**TASK MATERIAL:**
--------------------------------------------------

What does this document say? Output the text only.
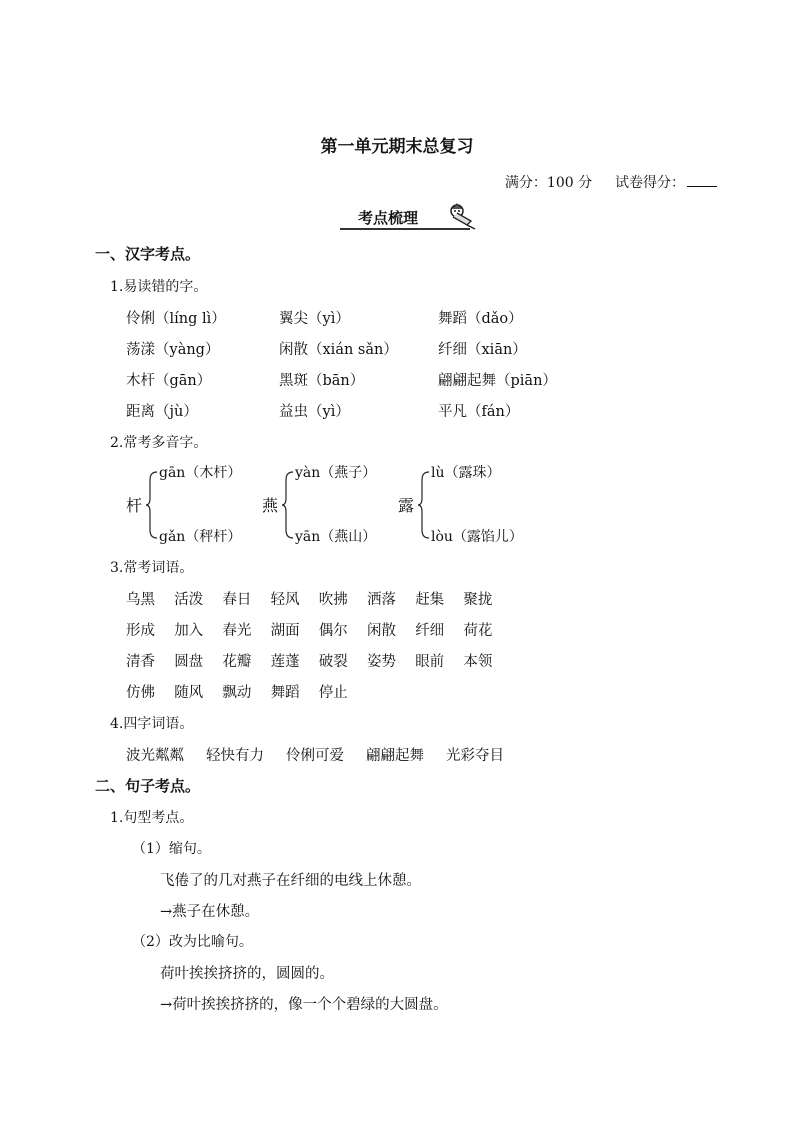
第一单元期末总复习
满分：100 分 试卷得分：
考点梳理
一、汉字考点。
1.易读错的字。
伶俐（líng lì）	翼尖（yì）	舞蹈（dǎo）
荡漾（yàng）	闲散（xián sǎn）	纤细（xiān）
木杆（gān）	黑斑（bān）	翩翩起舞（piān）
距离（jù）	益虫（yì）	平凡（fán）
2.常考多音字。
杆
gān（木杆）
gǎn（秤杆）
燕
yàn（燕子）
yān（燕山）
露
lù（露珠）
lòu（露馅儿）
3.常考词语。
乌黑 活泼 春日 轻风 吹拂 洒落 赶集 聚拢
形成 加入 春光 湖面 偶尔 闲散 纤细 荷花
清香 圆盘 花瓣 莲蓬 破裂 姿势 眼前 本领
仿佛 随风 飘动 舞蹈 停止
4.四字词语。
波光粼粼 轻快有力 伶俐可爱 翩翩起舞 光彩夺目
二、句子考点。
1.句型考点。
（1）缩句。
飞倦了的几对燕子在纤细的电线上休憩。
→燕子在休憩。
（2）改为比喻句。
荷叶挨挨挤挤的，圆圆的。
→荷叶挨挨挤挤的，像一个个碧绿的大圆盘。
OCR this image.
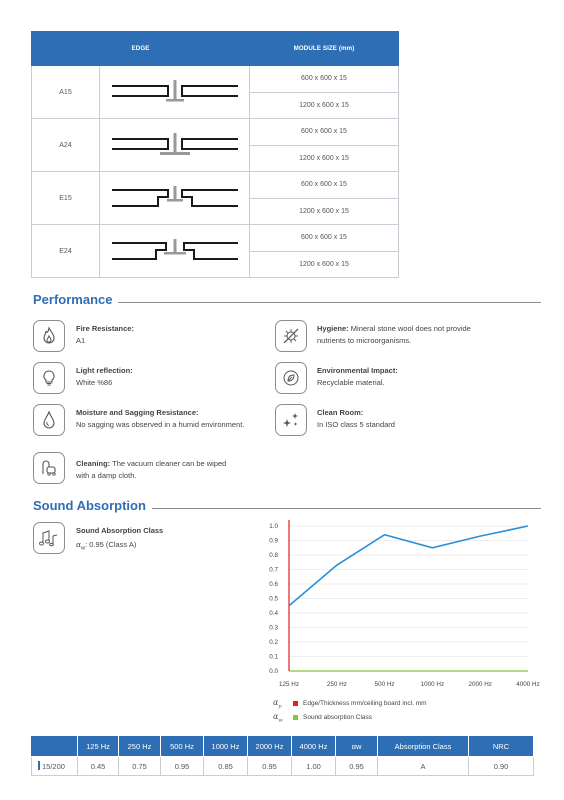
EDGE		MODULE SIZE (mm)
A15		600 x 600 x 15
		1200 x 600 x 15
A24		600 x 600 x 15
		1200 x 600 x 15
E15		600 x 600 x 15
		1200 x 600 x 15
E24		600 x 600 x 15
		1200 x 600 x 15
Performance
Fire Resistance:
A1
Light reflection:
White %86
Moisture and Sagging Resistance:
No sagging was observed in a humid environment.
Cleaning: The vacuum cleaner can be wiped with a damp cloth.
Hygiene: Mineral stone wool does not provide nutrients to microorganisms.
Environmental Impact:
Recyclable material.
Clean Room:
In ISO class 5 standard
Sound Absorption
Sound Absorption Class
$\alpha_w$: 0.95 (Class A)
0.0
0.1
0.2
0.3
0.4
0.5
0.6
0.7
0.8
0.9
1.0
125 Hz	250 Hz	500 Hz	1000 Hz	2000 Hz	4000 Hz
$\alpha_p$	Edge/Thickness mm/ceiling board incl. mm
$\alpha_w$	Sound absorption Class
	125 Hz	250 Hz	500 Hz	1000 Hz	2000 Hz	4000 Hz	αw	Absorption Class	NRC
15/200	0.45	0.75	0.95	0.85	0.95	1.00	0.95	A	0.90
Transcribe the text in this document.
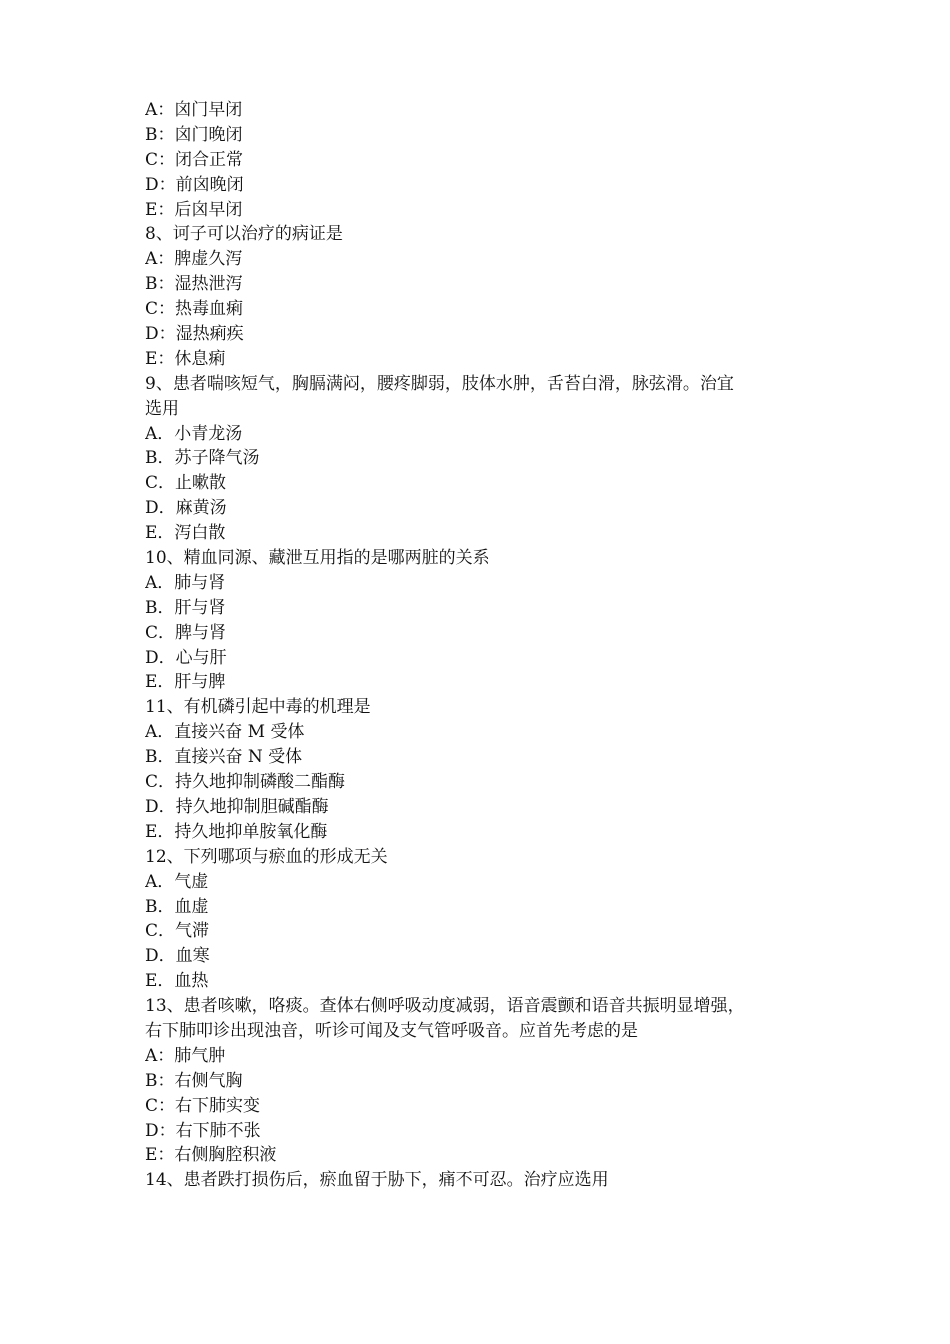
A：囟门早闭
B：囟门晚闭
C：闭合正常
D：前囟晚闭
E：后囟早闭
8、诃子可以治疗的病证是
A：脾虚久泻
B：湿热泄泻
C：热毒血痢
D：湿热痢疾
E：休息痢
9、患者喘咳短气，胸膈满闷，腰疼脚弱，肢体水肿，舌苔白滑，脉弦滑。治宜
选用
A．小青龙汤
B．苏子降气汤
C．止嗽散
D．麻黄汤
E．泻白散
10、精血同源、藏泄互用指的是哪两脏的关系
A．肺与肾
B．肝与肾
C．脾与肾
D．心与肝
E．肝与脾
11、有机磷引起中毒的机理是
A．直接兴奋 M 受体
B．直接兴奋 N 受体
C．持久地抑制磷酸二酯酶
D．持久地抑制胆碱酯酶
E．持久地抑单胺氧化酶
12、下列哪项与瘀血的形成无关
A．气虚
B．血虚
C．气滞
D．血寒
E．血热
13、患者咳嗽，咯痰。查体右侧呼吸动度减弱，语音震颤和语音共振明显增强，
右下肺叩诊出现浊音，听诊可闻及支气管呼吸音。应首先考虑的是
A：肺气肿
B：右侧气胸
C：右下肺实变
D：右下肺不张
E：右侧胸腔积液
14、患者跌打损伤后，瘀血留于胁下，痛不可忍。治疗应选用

--------------------------------------------------

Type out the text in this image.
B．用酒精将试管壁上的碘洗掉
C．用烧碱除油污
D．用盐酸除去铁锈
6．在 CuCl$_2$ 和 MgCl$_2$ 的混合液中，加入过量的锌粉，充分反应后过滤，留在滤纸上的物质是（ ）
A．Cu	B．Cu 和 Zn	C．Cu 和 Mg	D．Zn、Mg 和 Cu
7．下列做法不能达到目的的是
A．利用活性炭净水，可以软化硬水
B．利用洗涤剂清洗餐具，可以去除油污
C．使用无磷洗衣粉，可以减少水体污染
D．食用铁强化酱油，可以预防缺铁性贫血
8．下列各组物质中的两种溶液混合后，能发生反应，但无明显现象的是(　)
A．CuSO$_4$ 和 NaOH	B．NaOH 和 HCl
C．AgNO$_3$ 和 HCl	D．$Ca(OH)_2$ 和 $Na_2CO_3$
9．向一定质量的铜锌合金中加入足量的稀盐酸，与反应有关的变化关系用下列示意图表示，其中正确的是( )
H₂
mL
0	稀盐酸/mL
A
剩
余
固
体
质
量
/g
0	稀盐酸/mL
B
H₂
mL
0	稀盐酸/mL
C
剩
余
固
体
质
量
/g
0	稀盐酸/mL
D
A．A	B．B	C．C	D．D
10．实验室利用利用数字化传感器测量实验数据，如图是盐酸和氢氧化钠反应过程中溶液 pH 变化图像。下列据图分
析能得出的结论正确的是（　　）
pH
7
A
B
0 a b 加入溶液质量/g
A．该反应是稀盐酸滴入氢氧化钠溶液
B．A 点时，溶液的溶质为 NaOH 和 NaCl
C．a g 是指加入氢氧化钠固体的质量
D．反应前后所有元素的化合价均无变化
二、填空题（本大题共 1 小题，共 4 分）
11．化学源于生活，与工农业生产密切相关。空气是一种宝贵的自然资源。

--------------------------------------------------

**PROBLEM:** Pull every line containing the word "this" out of the material.

**SOLUTION TO THE PROBLEM:**
What does this document say? Output the text only.
OCR this image.
Transcribe the text in this document.
Type out the text in this image.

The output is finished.